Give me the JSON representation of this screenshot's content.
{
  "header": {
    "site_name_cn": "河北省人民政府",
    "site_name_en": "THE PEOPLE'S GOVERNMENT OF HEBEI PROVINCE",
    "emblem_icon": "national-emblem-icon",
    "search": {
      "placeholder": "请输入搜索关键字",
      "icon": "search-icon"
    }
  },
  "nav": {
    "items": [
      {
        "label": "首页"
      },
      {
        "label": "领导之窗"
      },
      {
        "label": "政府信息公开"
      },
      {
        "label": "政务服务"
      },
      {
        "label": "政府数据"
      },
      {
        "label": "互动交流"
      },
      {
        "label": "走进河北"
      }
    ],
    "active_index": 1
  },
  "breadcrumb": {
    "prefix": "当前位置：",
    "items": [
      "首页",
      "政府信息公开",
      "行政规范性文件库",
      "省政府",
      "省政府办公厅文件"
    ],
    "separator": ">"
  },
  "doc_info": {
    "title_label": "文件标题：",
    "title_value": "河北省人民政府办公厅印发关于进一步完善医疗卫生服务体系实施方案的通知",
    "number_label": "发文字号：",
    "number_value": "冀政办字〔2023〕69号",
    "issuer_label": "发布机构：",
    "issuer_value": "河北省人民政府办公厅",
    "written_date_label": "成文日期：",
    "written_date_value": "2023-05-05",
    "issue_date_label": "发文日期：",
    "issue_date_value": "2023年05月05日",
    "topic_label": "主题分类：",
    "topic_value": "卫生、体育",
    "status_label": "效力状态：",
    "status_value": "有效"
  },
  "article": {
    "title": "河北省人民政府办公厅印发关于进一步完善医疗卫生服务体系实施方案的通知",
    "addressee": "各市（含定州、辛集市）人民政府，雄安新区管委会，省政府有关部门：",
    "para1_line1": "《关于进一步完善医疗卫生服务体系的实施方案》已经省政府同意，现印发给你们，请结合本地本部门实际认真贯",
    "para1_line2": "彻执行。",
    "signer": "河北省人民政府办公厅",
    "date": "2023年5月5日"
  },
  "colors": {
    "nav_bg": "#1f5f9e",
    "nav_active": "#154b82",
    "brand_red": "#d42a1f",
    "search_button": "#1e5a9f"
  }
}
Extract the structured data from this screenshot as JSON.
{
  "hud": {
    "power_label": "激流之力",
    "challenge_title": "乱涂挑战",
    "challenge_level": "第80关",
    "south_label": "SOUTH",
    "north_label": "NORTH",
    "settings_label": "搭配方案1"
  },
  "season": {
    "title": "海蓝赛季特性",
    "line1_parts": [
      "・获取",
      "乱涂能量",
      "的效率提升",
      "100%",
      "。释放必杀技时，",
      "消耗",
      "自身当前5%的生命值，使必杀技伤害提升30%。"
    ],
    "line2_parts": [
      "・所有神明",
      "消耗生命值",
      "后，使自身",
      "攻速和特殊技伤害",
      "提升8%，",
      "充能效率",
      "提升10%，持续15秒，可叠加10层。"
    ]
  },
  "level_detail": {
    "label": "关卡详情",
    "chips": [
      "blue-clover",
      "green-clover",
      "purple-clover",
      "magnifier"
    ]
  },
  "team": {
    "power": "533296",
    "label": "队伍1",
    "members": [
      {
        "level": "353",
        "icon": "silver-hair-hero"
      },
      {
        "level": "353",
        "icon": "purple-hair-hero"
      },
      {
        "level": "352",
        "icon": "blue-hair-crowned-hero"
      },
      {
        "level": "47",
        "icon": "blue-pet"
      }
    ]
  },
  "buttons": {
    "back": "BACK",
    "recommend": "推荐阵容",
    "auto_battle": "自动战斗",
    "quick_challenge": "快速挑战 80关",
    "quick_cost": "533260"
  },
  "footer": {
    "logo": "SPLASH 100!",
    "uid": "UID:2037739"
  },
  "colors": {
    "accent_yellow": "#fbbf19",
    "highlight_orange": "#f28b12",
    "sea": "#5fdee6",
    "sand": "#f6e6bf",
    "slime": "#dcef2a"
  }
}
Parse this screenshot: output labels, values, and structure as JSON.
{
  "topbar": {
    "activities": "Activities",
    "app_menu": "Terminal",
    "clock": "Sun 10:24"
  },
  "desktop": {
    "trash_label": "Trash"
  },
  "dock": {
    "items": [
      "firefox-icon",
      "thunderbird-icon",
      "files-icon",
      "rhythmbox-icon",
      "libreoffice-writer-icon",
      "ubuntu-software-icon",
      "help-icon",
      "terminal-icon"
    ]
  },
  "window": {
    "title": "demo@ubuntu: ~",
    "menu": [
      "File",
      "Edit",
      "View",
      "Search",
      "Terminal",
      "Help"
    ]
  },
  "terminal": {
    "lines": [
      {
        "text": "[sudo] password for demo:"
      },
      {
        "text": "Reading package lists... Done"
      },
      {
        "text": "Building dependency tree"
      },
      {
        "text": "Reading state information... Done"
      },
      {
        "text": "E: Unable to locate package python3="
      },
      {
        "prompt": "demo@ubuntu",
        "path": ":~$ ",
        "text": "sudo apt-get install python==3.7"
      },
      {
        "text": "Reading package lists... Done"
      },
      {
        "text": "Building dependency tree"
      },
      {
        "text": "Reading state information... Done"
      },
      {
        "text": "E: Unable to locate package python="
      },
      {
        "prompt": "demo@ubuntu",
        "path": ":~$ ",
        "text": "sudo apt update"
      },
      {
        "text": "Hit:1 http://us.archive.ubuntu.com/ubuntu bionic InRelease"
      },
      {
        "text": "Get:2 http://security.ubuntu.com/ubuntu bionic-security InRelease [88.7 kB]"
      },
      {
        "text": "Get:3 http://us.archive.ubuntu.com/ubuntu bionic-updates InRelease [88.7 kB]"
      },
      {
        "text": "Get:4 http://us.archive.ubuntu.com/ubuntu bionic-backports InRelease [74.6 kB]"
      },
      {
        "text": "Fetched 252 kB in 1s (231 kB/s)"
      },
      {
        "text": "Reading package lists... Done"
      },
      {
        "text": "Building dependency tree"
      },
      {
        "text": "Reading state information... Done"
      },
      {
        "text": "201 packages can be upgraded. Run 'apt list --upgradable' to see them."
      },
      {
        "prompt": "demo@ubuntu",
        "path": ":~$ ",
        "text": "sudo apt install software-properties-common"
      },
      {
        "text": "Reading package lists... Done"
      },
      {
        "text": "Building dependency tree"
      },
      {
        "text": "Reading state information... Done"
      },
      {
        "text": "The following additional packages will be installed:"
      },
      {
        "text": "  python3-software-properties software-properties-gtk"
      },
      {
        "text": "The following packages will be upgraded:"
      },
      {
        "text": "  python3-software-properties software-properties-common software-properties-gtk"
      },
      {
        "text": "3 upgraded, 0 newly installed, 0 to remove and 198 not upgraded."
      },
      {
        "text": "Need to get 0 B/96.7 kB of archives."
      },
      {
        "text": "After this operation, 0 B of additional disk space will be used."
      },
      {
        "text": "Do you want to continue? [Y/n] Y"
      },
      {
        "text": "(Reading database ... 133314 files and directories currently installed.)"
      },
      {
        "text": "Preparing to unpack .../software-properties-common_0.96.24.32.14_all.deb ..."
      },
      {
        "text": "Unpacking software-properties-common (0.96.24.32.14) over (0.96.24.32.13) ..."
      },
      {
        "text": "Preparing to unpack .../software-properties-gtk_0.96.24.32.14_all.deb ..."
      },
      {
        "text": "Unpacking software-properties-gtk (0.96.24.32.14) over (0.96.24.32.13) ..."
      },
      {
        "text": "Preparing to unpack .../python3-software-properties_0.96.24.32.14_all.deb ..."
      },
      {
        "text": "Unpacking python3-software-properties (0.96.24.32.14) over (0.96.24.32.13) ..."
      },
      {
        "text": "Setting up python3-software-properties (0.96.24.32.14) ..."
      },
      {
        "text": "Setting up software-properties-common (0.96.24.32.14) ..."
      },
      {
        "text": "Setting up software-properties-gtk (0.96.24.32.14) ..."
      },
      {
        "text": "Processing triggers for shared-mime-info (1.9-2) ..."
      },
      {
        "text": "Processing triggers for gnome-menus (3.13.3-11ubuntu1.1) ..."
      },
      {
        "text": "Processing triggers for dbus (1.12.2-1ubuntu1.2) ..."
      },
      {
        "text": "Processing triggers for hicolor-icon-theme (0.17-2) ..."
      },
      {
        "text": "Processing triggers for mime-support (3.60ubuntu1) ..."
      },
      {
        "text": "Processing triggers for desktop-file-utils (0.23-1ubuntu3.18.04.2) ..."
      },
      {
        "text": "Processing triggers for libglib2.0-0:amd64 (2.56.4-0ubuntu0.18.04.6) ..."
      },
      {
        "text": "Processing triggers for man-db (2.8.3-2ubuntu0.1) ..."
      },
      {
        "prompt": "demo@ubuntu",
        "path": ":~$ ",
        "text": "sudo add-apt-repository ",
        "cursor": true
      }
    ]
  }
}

---+---

EXERCISE DETAILS —
Show all lines from the records above where the word "JSON" occurs.

EXERCISE SOLUTION —
Give me the JSON representation of this screenshot's content.
Extract the structured data from this screenshot as JSON.
Parse this screenshot: output labels, values, and structure as JSON.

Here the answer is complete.